*Written task*: Reproduce every entry exactly and leave its pictures out.

** START **

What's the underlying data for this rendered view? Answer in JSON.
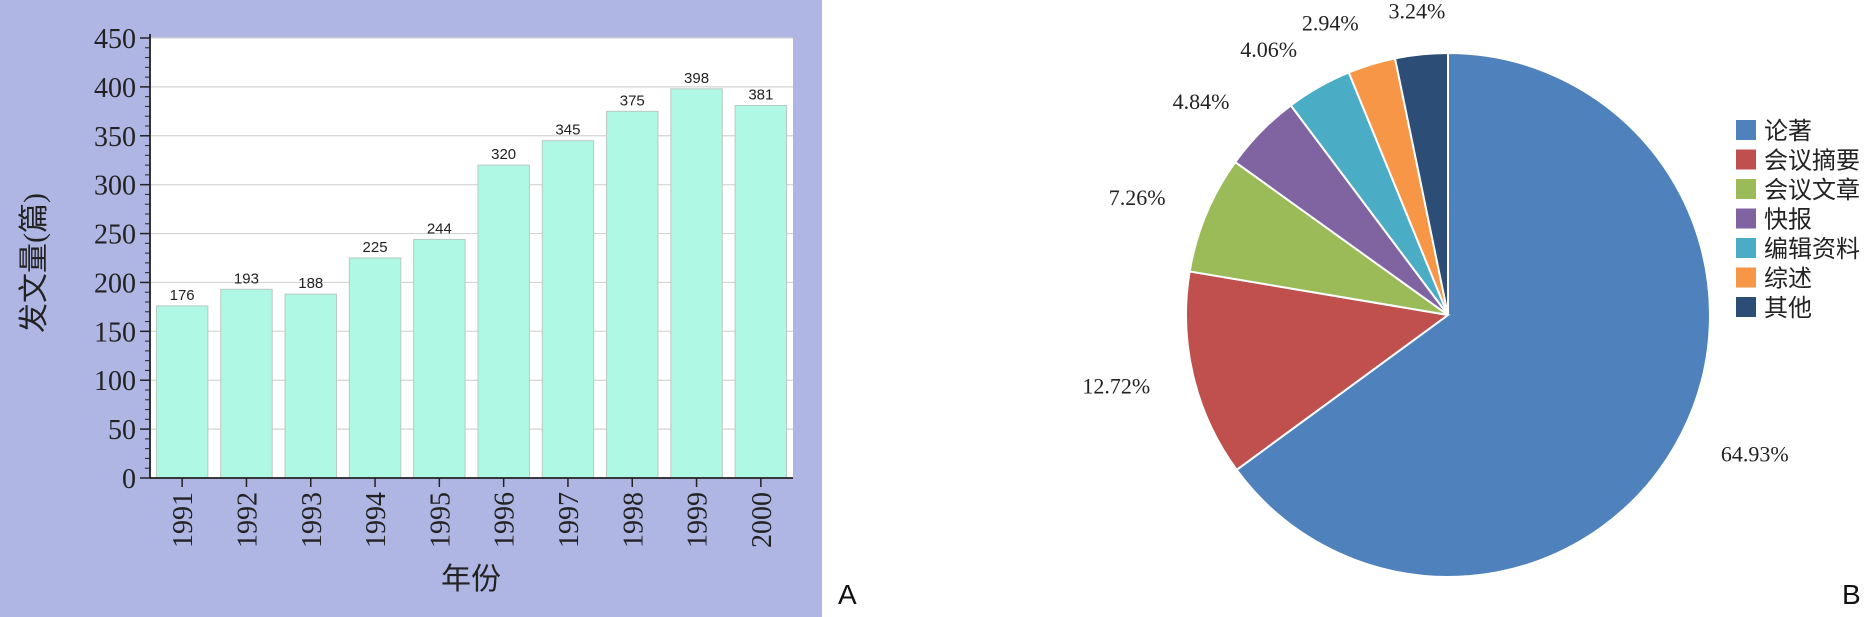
{
  "chart_data": [
    {
      "type": "bar",
      "panel_label": "A",
      "xlabel": "年份",
      "ylabel": "发文量(篇)",
      "categories": [
        "1991",
        "1992",
        "1993",
        "1994",
        "1995",
        "1996",
        "1997",
        "1998",
        "1999",
        "2000"
      ],
      "values": [
        176,
        193,
        188,
        225,
        244,
        320,
        345,
        375,
        398,
        381
      ],
      "ylim": [
        0,
        450
      ],
      "yticks": [
        "0",
        "50",
        "100",
        "150",
        "200",
        "250",
        "300",
        "350",
        "400",
        "450"
      ],
      "grid": true,
      "colors": {
        "bar": "#aff8e4",
        "panel_bg": "#afb6e3",
        "plot_bg": "#ffffff"
      }
    },
    {
      "type": "pie",
      "panel_label": "B",
      "legend_position": "right",
      "slices": [
        {
          "label": "论著",
          "value": 64.93,
          "display": "64.93%",
          "color": "#4f81bd"
        },
        {
          "label": "会议摘要",
          "value": 12.72,
          "display": "12.72%",
          "color": "#c0504d"
        },
        {
          "label": "会议文章",
          "value": 7.26,
          "display": "7.26%",
          "color": "#9bbb59"
        },
        {
          "label": "快报",
          "value": 4.84,
          "display": "4.84%",
          "color": "#8064a2"
        },
        {
          "label": "编辑资料",
          "value": 4.06,
          "display": "4.06%",
          "color": "#4bacc6"
        },
        {
          "label": "综述",
          "value": 2.94,
          "display": "2.94%",
          "color": "#f79646"
        },
        {
          "label": "其他",
          "value": 3.24,
          "display": "3.24%",
          "color": "#2c4d75"
        }
      ]
    }
  ]
}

** END **

*Finished answer*:
What's the underlying data for this rendered view? Answer in JSON.
{
  "chart_data": [
    {
      "type": "bar",
      "panel_label": "A",
      "xlabel": "年份",
      "ylabel": "发文量(篇)",
      "categories": [
        "1991",
        "1992",
        "1993",
        "1994",
        "1995",
        "1996",
        "1997",
        "1998",
        "1999",
        "2000"
      ],
      "values": [
        176,
        193,
        188,
        225,
        244,
        320,
        345,
        375,
        398,
        381
      ],
      "ylim": [
        0,
        450
      ],
      "yticks": [
        "0",
        "50",
        "100",
        "150",
        "200",
        "250",
        "300",
        "350",
        "400",
        "450"
      ],
      "grid": true,
      "colors": {
        "bar": "#aff8e4",
        "panel_bg": "#afb6e3",
        "plot_bg": "#ffffff"
      }
    },
    {
      "type": "pie",
      "panel_label": "B",
      "legend_position": "right",
      "slices": [
        {
          "label": "论著",
          "value": 64.93,
          "display": "64.93%",
          "color": "#4f81bd"
        },
        {
          "label": "会议摘要",
          "value": 12.72,
          "display": "12.72%",
          "color": "#c0504d"
        },
        {
          "label": "会议文章",
          "value": 7.26,
          "display": "7.26%",
          "color": "#9bbb59"
        },
        {
          "label": "快报",
          "value": 4.84,
          "display": "4.84%",
          "color": "#8064a2"
        },
        {
          "label": "编辑资料",
          "value": 4.06,
          "display": "4.06%",
          "color": "#4bacc6"
        },
        {
          "label": "综述",
          "value": 2.94,
          "display": "2.94%",
          "color": "#f79646"
        },
        {
          "label": "其他",
          "value": 3.24,
          "display": "3.24%",
          "color": "#2c4d75"
        }
      ]
    }
  ]
}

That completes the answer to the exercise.